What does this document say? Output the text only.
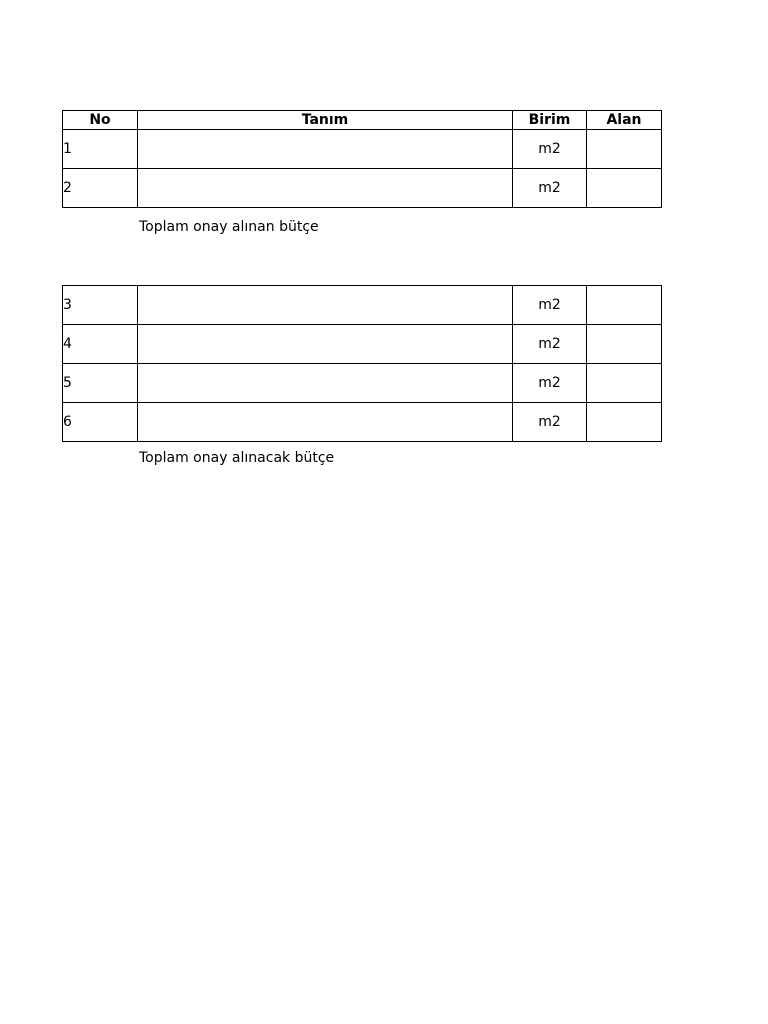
No	Tanım	Birim	Alan
1		m2	
2		m2	
Toplam onay alınan bütçe
3		m2	
4		m2	
5		m2	
6		m2	
Toplam onay alınacak bütçe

▶ _GIVEN PROBLEM_
Print each line of the material above exactly, with the pictures removed from your copy.

▶ _TASK RESPONSE_
What does this document say? Output the text only.
No	Tanım	Birim	Alan
1		m2	
2		m2	
Toplam onay alınan bütçe
3		m2	
4		m2	
5		m2	
6		m2	
Toplam onay alınacak bütçe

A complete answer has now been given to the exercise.